(Data entries for graphics)
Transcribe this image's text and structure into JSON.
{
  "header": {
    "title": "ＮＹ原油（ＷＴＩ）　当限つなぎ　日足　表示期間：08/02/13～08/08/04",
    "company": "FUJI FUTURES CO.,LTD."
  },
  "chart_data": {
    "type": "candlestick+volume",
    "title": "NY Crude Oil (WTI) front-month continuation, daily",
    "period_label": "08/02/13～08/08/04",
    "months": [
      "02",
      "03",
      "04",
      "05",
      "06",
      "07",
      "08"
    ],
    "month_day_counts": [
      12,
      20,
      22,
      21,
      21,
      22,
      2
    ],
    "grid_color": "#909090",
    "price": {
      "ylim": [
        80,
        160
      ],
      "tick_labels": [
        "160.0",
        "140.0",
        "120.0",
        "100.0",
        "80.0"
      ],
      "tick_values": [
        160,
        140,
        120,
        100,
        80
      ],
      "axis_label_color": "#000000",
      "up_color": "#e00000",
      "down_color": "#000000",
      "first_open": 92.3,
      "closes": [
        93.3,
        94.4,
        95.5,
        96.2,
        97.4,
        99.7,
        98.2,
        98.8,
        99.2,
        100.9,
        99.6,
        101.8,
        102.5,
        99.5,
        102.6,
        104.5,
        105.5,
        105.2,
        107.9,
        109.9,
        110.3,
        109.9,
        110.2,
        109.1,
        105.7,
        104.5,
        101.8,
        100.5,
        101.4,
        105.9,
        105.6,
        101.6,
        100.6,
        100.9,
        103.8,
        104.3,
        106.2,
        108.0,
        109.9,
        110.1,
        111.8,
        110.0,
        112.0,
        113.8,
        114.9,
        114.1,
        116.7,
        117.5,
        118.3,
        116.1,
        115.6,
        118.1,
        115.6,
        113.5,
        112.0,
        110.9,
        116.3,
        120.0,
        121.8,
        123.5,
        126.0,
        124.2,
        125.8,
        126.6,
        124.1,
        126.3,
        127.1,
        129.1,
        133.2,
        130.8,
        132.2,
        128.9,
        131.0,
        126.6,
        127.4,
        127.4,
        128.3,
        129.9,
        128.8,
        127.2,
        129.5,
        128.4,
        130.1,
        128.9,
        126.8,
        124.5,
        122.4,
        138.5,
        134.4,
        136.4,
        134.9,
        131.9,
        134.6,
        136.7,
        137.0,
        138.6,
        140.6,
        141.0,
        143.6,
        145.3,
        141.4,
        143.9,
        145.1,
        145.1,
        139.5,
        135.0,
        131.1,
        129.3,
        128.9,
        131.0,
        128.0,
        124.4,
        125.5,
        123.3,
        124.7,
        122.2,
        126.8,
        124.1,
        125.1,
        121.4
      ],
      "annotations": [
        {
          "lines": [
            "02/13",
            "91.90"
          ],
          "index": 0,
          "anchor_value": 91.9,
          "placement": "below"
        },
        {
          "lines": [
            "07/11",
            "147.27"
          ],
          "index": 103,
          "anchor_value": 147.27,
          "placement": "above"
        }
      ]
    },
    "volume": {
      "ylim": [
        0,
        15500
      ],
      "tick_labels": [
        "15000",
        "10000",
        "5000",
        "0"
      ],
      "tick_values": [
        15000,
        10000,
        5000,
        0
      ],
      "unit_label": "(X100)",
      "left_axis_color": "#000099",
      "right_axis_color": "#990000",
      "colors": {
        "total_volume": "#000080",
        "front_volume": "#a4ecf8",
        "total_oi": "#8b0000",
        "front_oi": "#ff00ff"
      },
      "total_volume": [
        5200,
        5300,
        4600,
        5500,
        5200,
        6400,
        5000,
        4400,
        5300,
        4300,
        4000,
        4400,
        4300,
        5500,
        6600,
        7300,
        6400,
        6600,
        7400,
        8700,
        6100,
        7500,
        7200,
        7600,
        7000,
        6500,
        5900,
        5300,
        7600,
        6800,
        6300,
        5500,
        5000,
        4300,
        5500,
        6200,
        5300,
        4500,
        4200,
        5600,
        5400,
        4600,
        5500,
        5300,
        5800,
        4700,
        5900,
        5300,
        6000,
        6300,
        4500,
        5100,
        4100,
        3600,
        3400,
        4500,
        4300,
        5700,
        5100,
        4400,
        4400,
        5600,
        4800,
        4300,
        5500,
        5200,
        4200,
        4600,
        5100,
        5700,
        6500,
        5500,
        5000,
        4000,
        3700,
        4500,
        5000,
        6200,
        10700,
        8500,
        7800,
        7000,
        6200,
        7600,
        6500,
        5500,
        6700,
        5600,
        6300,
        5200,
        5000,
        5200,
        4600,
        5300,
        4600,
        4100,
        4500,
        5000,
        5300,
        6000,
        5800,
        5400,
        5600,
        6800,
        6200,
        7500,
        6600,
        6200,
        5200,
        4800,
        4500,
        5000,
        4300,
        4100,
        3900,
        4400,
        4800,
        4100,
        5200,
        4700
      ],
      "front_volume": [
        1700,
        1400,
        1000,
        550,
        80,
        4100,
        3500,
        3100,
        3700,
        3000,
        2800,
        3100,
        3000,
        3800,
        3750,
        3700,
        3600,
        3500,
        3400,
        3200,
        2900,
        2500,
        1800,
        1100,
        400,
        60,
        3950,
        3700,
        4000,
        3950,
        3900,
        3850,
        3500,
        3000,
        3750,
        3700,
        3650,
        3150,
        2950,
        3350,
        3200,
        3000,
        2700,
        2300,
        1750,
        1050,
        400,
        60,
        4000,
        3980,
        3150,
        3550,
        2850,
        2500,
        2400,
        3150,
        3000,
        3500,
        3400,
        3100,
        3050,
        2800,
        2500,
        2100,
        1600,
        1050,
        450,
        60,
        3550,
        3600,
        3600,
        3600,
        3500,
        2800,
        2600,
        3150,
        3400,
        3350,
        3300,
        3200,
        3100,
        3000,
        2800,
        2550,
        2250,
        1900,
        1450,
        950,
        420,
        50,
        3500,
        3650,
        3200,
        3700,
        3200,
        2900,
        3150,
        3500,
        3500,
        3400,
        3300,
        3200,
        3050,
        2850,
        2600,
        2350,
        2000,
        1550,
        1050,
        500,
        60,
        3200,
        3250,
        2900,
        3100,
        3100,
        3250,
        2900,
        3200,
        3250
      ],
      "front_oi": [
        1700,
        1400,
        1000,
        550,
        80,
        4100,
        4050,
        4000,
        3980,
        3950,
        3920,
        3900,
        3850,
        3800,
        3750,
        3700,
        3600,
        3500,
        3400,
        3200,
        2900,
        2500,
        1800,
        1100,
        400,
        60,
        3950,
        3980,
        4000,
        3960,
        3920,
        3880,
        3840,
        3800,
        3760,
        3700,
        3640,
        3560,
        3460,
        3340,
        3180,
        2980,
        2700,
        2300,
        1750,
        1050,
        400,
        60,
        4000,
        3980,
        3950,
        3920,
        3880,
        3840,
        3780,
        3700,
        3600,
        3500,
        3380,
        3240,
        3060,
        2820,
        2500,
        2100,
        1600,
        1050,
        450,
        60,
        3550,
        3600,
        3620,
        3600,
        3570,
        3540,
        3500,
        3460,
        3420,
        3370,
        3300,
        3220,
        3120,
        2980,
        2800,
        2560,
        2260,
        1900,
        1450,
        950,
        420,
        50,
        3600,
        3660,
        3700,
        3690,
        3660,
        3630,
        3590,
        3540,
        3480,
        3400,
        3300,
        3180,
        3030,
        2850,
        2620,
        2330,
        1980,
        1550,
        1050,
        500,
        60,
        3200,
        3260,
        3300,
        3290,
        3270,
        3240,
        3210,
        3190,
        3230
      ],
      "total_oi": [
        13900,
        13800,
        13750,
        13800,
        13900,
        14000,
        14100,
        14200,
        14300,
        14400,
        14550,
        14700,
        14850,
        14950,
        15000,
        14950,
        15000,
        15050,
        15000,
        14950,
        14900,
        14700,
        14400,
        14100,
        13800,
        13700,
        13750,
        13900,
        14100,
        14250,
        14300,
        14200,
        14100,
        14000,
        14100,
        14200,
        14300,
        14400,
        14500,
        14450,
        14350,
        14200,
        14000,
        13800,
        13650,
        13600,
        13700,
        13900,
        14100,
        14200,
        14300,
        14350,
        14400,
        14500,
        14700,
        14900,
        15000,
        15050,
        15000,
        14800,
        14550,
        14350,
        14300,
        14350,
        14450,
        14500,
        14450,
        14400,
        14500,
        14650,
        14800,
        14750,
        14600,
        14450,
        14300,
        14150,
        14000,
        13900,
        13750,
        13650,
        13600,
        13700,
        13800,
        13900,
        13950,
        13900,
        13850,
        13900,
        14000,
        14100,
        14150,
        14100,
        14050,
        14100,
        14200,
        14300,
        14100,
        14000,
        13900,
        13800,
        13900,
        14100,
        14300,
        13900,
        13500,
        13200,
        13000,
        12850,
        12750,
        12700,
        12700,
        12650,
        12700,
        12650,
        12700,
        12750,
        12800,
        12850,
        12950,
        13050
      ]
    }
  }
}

## Task
Collect every line with the string "title" from the records, and copy each.

## Final result
    "title": "ＮＹ原油（ＷＴＩ）　当限つなぎ　日足　表示期間：08/02/13～08/08/04",
    "title": "NY Crude Oil (WTI) front-month continuation, daily",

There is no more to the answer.